--- SET PROBLEM ---
Set the pictures aside and set down only the lines from the line holding "Read out every word on this page." through the end of the entries below, ends included.

(Stored data)
——

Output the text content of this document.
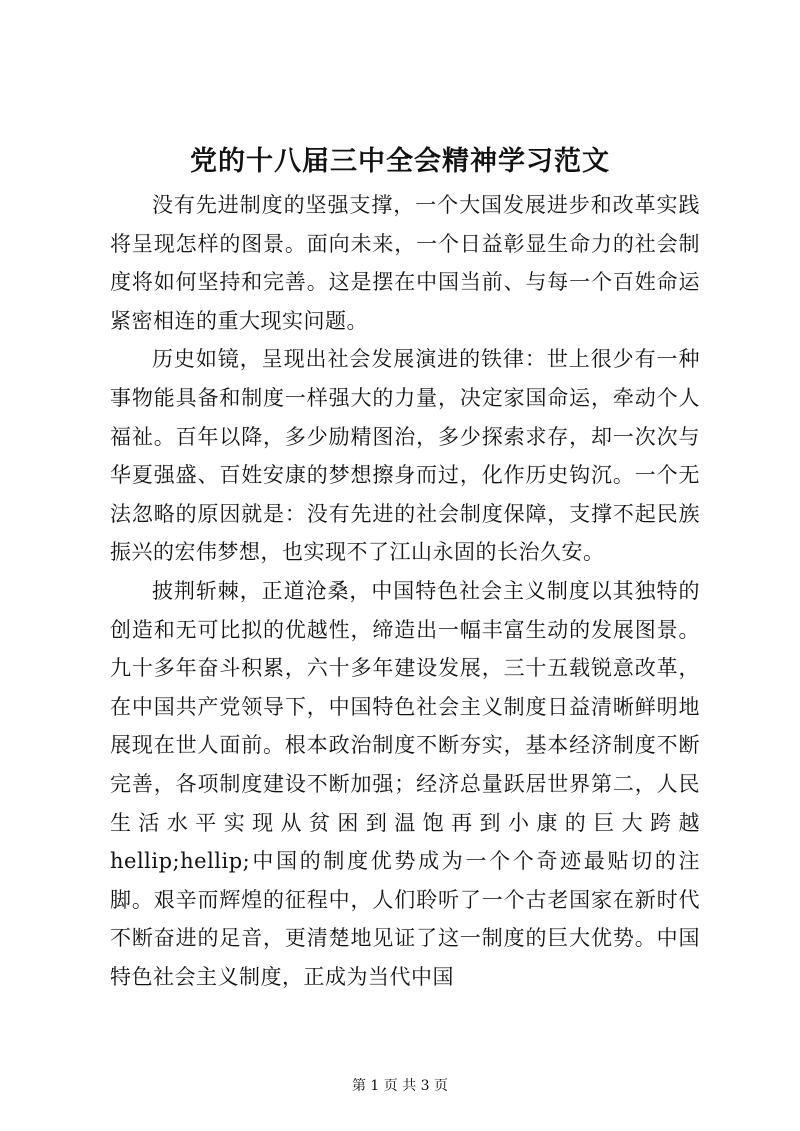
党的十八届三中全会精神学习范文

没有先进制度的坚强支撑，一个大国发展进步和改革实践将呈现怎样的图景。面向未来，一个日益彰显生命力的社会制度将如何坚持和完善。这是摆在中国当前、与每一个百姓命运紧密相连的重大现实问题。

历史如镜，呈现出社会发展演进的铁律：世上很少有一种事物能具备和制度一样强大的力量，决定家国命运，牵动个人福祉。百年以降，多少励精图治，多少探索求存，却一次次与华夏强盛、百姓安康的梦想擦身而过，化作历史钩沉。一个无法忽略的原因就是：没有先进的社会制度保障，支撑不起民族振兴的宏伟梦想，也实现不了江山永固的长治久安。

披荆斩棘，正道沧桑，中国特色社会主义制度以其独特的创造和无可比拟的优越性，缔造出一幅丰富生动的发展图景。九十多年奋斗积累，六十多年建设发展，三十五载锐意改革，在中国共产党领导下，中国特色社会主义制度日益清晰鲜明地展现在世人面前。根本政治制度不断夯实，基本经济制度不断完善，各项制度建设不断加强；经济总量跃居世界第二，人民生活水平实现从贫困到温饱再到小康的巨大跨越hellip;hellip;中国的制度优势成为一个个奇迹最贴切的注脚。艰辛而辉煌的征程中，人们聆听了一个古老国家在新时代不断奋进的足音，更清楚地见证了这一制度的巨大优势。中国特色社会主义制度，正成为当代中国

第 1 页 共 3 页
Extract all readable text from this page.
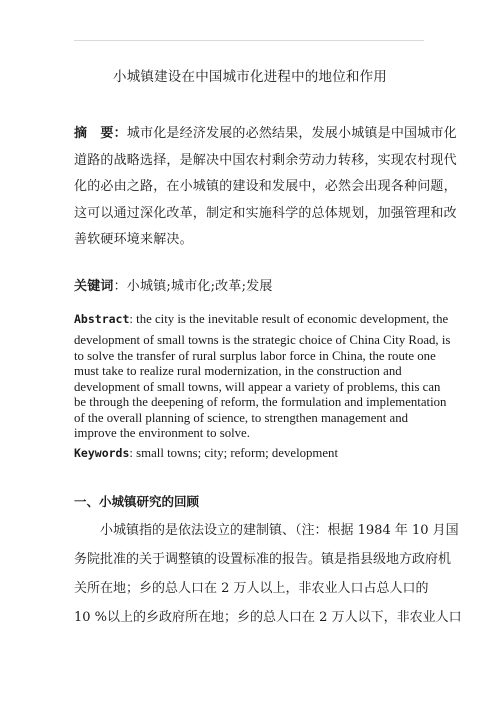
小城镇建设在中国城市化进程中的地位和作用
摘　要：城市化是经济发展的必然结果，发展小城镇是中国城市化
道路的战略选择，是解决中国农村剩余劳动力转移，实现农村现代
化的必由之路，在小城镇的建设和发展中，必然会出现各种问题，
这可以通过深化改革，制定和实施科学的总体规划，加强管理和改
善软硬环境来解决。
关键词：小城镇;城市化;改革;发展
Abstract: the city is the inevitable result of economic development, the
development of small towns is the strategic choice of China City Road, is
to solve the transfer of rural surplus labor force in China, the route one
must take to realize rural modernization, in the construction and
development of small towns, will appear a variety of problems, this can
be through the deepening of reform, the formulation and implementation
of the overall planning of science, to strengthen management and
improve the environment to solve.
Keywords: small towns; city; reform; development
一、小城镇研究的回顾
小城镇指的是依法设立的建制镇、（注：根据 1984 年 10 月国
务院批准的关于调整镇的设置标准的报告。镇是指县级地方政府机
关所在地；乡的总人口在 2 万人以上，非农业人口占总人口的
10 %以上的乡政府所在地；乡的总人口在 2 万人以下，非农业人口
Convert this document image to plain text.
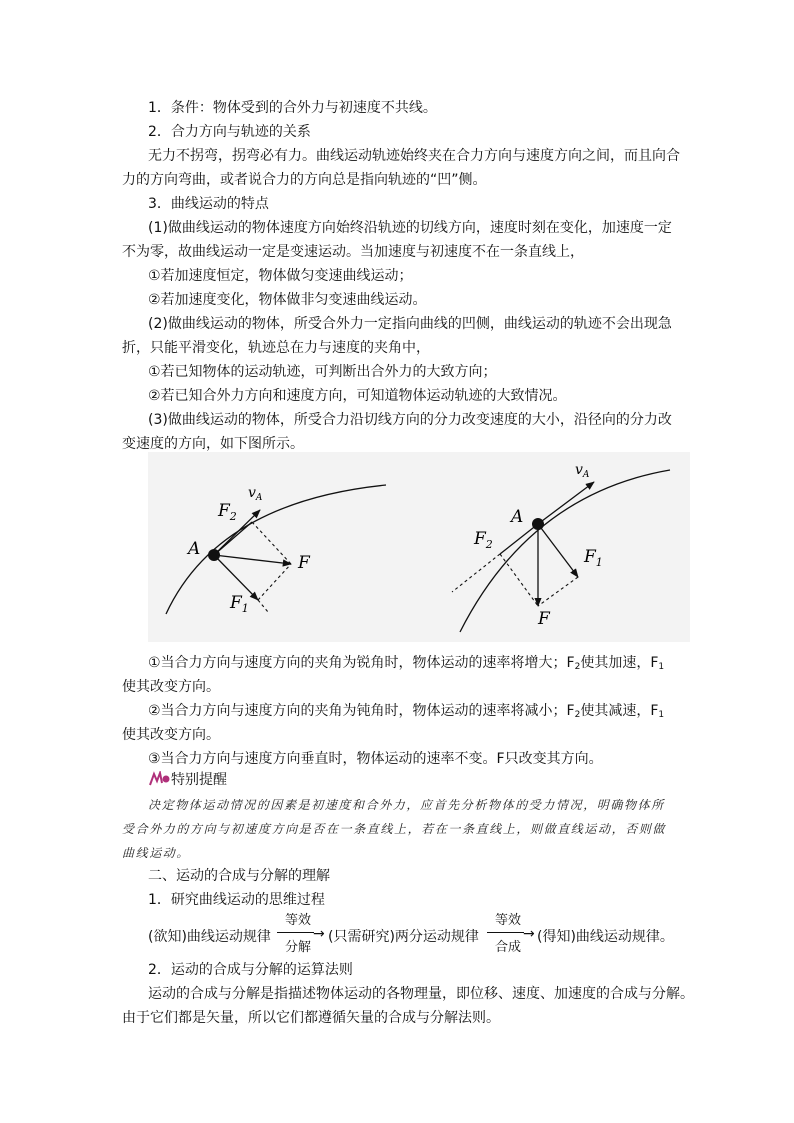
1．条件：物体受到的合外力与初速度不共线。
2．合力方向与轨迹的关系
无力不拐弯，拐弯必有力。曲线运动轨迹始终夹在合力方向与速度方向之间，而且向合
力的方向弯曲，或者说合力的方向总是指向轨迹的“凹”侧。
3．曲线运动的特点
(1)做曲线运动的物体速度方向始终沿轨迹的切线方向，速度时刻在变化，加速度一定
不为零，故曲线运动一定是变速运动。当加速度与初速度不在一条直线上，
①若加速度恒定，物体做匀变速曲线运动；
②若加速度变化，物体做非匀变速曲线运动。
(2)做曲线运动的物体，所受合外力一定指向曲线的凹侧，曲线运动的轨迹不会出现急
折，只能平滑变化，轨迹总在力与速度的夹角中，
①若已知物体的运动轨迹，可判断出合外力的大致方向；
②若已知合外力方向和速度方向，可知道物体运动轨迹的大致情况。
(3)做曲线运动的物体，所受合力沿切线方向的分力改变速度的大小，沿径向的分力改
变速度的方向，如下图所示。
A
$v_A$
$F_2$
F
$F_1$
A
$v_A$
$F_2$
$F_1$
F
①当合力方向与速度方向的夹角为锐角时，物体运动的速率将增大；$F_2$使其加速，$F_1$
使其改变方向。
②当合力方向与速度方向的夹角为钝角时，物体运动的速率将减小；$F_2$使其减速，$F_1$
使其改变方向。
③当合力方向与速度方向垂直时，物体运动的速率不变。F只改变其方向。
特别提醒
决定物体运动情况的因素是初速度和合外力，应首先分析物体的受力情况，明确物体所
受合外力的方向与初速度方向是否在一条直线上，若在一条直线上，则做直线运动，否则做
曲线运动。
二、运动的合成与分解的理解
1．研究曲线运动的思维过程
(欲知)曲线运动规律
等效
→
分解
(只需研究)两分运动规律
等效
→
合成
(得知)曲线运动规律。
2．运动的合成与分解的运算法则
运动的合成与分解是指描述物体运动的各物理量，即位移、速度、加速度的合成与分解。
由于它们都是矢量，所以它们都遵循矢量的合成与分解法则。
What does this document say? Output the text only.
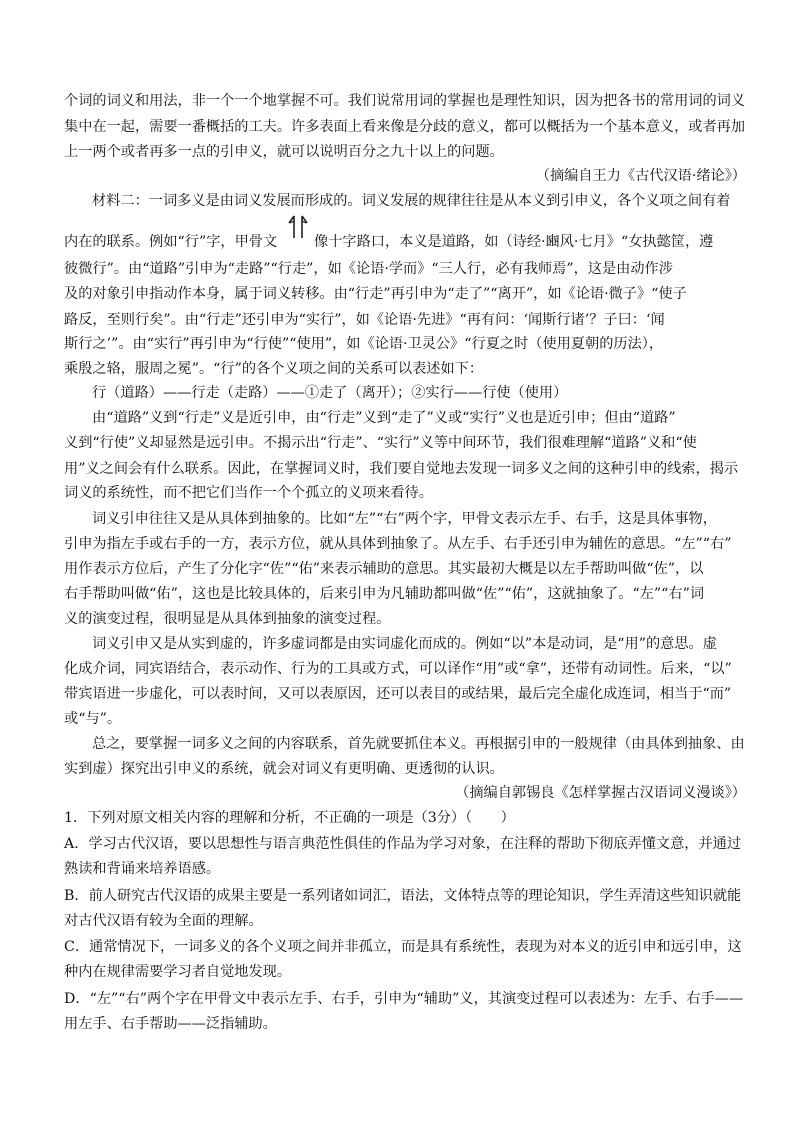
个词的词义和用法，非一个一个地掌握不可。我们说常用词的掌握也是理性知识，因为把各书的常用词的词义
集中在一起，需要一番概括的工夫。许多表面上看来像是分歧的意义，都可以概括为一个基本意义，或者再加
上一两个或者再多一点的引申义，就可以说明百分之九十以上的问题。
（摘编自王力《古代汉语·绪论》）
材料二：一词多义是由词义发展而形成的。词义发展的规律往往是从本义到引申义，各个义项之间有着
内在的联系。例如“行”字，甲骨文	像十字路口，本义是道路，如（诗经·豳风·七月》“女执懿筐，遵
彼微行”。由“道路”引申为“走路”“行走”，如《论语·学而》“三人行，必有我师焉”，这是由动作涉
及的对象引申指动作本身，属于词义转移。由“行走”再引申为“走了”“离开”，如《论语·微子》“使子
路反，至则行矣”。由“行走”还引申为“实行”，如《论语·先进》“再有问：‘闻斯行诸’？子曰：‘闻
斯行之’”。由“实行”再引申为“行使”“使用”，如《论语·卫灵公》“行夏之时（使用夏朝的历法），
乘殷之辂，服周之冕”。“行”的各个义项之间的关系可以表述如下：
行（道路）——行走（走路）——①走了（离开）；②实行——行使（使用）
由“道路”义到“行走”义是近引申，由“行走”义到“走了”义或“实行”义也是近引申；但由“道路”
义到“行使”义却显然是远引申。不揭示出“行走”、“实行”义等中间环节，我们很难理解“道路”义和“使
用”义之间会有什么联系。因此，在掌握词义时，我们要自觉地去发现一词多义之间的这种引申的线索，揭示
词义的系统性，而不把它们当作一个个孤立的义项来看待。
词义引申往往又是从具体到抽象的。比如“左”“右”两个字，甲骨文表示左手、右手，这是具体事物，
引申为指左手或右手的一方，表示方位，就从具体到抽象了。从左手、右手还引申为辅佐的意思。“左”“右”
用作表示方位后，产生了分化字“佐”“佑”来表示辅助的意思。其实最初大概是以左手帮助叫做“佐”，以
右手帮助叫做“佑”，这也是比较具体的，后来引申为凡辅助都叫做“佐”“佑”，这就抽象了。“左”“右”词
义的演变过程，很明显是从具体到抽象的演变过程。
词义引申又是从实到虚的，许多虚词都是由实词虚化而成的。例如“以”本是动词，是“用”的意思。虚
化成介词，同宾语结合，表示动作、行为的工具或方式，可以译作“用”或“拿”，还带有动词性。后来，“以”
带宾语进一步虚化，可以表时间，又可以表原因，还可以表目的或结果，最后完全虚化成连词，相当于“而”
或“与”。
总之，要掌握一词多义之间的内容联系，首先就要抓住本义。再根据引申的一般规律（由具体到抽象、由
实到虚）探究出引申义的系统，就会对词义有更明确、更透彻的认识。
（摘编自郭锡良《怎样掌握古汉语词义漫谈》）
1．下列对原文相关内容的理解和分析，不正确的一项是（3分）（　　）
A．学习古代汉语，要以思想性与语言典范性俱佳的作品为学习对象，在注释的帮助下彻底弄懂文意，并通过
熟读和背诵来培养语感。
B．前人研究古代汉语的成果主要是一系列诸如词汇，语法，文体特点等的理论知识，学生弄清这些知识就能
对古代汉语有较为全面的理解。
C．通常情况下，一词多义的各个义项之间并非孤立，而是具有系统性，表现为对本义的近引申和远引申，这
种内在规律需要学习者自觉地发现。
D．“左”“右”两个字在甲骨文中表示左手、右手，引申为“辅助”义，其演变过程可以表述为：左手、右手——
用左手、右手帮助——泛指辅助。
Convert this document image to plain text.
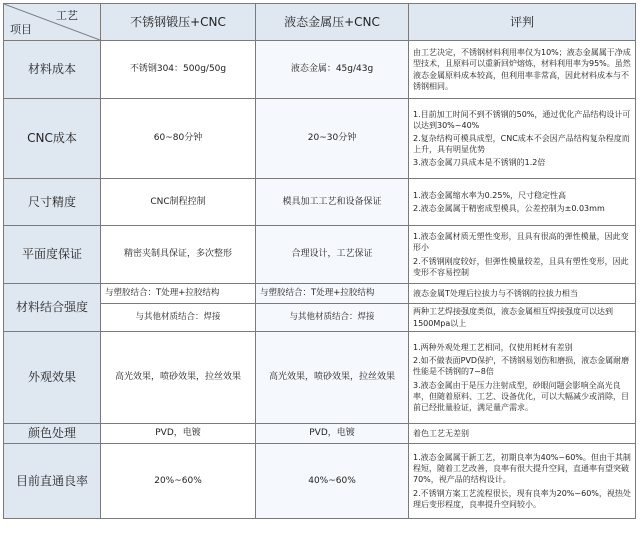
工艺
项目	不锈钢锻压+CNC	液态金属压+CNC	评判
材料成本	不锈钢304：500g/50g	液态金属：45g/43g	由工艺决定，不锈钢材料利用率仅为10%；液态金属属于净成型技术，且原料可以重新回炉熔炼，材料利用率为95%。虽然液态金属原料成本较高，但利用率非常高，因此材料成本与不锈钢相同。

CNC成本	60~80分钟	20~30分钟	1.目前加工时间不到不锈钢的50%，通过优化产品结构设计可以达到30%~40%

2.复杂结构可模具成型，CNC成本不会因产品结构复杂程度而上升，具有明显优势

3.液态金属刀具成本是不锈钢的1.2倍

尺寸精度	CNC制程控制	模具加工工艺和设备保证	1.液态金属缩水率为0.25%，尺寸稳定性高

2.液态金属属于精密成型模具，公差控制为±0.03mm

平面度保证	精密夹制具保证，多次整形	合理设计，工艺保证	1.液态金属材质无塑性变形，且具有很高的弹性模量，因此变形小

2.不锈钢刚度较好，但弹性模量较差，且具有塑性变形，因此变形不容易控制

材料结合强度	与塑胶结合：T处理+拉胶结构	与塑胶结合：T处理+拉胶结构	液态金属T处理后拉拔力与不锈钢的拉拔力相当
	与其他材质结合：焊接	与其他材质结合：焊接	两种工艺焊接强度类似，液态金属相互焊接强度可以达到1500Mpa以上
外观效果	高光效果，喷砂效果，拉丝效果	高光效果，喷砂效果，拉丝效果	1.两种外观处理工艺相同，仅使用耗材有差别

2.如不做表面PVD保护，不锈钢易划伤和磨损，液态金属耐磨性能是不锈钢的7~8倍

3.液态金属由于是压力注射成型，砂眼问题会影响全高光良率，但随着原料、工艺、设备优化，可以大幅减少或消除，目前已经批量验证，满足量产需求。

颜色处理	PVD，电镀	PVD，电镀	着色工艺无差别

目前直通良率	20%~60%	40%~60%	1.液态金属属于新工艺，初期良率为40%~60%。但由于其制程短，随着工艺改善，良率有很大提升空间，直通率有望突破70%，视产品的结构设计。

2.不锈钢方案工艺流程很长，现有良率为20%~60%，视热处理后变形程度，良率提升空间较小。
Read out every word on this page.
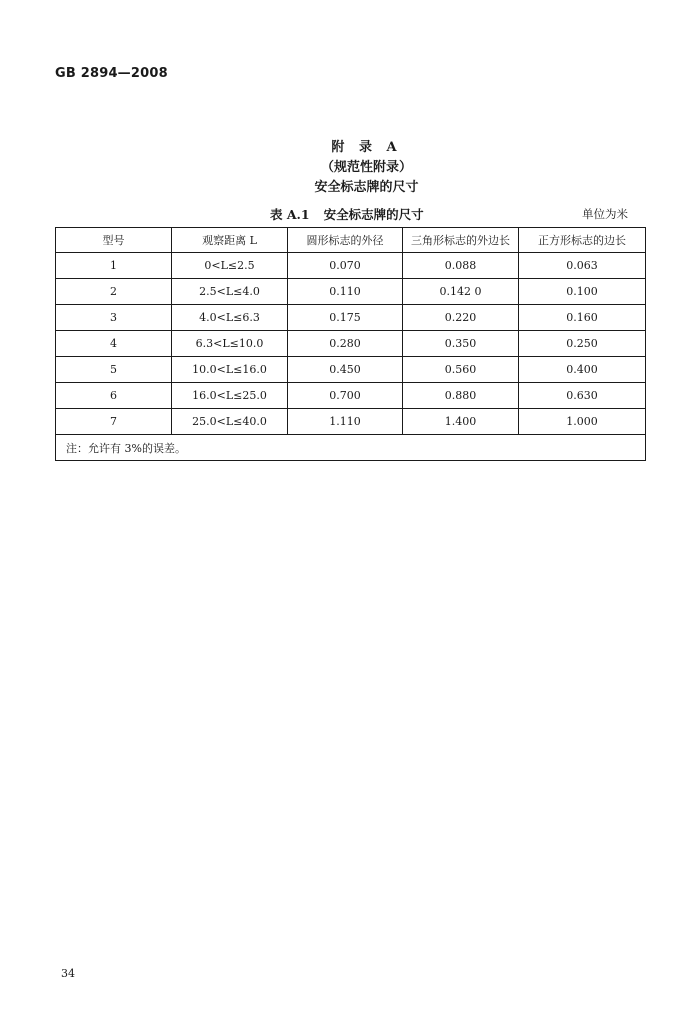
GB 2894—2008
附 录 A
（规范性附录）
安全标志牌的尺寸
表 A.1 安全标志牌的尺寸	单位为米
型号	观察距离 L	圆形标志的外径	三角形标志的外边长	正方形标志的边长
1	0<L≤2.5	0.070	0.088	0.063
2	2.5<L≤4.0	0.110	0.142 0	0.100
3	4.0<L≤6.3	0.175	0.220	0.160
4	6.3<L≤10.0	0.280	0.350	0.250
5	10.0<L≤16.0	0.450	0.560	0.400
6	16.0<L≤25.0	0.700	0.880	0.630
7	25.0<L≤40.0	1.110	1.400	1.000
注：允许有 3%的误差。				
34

——

--- RESULT OF THIS TASK ---
Read out every word on this page.
GB 2894—2008
附 录 A
（规范性附录）
安全标志牌的尺寸
表 A.1 安全标志牌的尺寸	单位为米
型号	观察距离 L	圆形标志的外径	三角形标志的外边长	正方形标志的边长
1	0<L≤2.5	0.070	0.088	0.063
2	2.5<L≤4.0	0.110	0.142 0	0.100
3	4.0<L≤6.3	0.175	0.220	0.160
4	6.3<L≤10.0	0.280	0.350	0.250
5	10.0<L≤16.0	0.450	0.560	0.400
6	16.0<L≤25.0	0.700	0.880	0.630
7	25.0<L≤40.0	1.110	1.400	1.000
注：允许有 3%的误差。				
34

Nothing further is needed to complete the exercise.